*The task*
Copy out the data below word for word, keeping every line in its original order.

*Entries shown*
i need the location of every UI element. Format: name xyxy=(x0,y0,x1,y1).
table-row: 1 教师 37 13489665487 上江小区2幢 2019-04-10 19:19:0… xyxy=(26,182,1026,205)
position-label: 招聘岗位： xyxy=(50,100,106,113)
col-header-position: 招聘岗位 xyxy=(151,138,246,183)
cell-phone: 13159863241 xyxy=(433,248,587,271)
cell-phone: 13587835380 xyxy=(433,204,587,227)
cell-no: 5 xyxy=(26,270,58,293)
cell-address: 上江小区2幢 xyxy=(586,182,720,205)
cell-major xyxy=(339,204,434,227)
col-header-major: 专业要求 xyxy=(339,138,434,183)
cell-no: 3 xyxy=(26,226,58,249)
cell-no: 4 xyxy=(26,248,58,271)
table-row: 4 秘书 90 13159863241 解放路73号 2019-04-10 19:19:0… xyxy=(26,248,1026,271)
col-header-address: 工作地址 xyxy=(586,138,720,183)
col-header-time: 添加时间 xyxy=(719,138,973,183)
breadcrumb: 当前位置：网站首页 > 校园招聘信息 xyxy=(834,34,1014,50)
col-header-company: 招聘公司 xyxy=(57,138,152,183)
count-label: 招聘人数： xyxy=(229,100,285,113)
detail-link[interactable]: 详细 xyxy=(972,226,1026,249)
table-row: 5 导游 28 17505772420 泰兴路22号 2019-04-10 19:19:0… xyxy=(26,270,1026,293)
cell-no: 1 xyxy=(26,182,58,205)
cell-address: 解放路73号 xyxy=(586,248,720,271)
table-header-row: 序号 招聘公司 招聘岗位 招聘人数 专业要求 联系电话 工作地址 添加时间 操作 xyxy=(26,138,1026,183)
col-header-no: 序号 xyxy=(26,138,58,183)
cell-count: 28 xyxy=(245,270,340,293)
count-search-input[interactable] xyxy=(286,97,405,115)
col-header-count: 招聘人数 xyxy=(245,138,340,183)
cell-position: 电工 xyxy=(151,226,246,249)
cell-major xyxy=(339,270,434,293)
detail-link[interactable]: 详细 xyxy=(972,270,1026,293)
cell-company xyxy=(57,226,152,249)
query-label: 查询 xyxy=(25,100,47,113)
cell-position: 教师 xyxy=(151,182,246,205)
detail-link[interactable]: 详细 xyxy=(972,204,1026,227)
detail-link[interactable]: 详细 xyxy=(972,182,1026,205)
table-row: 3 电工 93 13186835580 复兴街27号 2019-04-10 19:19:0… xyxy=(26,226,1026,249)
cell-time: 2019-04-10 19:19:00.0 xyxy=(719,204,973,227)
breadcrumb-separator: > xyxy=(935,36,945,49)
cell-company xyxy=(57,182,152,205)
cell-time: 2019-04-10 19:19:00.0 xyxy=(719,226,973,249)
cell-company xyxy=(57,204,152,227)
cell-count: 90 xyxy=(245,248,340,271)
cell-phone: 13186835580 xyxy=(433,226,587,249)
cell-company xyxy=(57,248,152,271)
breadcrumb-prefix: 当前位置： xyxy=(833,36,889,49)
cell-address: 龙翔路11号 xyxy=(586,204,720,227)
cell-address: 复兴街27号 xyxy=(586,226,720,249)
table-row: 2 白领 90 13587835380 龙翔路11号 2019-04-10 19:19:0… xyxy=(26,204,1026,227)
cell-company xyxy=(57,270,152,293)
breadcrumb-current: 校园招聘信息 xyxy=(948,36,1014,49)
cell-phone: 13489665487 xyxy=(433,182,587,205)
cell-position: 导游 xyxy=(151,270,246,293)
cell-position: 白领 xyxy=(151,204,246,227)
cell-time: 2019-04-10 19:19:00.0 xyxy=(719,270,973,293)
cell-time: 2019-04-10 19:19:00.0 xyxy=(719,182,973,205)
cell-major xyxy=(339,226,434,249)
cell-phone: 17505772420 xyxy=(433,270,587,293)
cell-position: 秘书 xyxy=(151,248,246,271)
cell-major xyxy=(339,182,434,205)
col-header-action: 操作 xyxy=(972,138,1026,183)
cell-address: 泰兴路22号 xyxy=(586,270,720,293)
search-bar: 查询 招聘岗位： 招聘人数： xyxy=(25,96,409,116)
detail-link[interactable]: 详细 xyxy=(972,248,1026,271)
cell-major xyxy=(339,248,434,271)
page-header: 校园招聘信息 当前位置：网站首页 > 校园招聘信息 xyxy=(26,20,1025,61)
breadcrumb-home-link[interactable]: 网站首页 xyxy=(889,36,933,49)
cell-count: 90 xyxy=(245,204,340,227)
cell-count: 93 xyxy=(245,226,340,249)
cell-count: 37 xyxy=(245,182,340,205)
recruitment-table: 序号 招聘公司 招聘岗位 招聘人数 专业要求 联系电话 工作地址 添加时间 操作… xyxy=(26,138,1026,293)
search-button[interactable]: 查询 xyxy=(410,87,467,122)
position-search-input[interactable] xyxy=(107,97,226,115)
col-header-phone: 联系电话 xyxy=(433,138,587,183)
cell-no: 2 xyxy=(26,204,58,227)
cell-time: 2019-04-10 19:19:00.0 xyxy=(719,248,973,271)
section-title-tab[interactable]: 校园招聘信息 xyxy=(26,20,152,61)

*Finished exercise*
i need the location of every UI element. Format: name xyxy=(x0,y0,x1,y1).
table-row: 1 教师 37 13489665487 上江小区2幢 2019-04-10 19:19:0… xyxy=(26,182,1026,205)
position-label: 招聘岗位： xyxy=(50,100,106,113)
col-header-position: 招聘岗位 xyxy=(151,138,246,183)
cell-phone: 13159863241 xyxy=(433,248,587,271)
cell-phone: 13587835380 xyxy=(433,204,587,227)
cell-no: 5 xyxy=(26,270,58,293)
cell-address: 上江小区2幢 xyxy=(586,182,720,205)
cell-major xyxy=(339,204,434,227)
col-header-major: 专业要求 xyxy=(339,138,434,183)
cell-no: 3 xyxy=(26,226,58,249)
cell-no: 4 xyxy=(26,248,58,271)
table-row: 4 秘书 90 13159863241 解放路73号 2019-04-10 19:19:0… xyxy=(26,248,1026,271)
col-header-address: 工作地址 xyxy=(586,138,720,183)
col-header-time: 添加时间 xyxy=(719,138,973,183)
breadcrumb: 当前位置：网站首页 > 校园招聘信息 xyxy=(834,34,1014,50)
col-header-company: 招聘公司 xyxy=(57,138,152,183)
count-label: 招聘人数： xyxy=(229,100,285,113)
detail-link[interactable]: 详细 xyxy=(972,226,1026,249)
table-row: 5 导游 28 17505772420 泰兴路22号 2019-04-10 19:19:0… xyxy=(26,270,1026,293)
cell-no: 1 xyxy=(26,182,58,205)
cell-address: 解放路73号 xyxy=(586,248,720,271)
table-header-row: 序号 招聘公司 招聘岗位 招聘人数 专业要求 联系电话 工作地址 添加时间 操作 xyxy=(26,138,1026,183)
col-header-no: 序号 xyxy=(26,138,58,183)
cell-count: 28 xyxy=(245,270,340,293)
count-search-input[interactable] xyxy=(286,97,405,115)
col-header-count: 招聘人数 xyxy=(245,138,340,183)
cell-position: 电工 xyxy=(151,226,246,249)
cell-major xyxy=(339,270,434,293)
detail-link[interactable]: 详细 xyxy=(972,270,1026,293)
cell-company xyxy=(57,226,152,249)
query-label: 查询 xyxy=(25,100,47,113)
cell-position: 教师 xyxy=(151,182,246,205)
detail-link[interactable]: 详细 xyxy=(972,204,1026,227)
detail-link[interactable]: 详细 xyxy=(972,182,1026,205)
table-row: 3 电工 93 13186835580 复兴街27号 2019-04-10 19:19:0… xyxy=(26,226,1026,249)
cell-time: 2019-04-10 19:19:00.0 xyxy=(719,204,973,227)
breadcrumb-separator: > xyxy=(935,36,945,49)
cell-company xyxy=(57,182,152,205)
cell-time: 2019-04-10 19:19:00.0 xyxy=(719,226,973,249)
cell-company xyxy=(57,204,152,227)
cell-count: 90 xyxy=(245,248,340,271)
cell-phone: 13186835580 xyxy=(433,226,587,249)
cell-company xyxy=(57,248,152,271)
breadcrumb-prefix: 当前位置： xyxy=(833,36,889,49)
cell-address: 龙翔路11号 xyxy=(586,204,720,227)
cell-address: 复兴街27号 xyxy=(586,226,720,249)
table-row: 2 白领 90 13587835380 龙翔路11号 2019-04-10 19:19:0… xyxy=(26,204,1026,227)
cell-company xyxy=(57,270,152,293)
breadcrumb-current: 校园招聘信息 xyxy=(948,36,1014,49)
cell-phone: 13489665487 xyxy=(433,182,587,205)
cell-position: 导游 xyxy=(151,270,246,293)
cell-position: 白领 xyxy=(151,204,246,227)
cell-time: 2019-04-10 19:19:00.0 xyxy=(719,270,973,293)
cell-time: 2019-04-10 19:19:00.0 xyxy=(719,182,973,205)
cell-major xyxy=(339,226,434,249)
cell-phone: 17505772420 xyxy=(433,270,587,293)
cell-position: 秘书 xyxy=(151,248,246,271)
cell-major xyxy=(339,182,434,205)
col-header-action: 操作 xyxy=(972,138,1026,183)
cell-address: 泰兴路22号 xyxy=(586,270,720,293)
search-bar: 查询 招聘岗位： 招聘人数： xyxy=(25,96,409,116)
detail-link[interactable]: 详细 xyxy=(972,248,1026,271)
cell-major xyxy=(339,248,434,271)
page-header: 校园招聘信息 当前位置：网站首页 > 校园招聘信息 xyxy=(26,20,1025,61)
breadcrumb-home-link[interactable]: 网站首页 xyxy=(889,36,933,49)
cell-count: 90 xyxy=(245,204,340,227)
cell-count: 93 xyxy=(245,226,340,249)
cell-count: 37 xyxy=(245,182,340,205)
recruitment-table: 序号 招聘公司 招聘岗位 招聘人数 专业要求 联系电话 工作地址 添加时间 操作… xyxy=(26,138,1026,293)
search-button[interactable]: 查询 xyxy=(410,87,467,122)
position-search-input[interactable] xyxy=(107,97,226,115)
col-header-phone: 联系电话 xyxy=(433,138,587,183)
cell-no: 2 xyxy=(26,204,58,227)
cell-time: 2019-04-10 19:19:00.0 xyxy=(719,248,973,271)
section-title-tab[interactable]: 校园招聘信息 xyxy=(26,20,152,61)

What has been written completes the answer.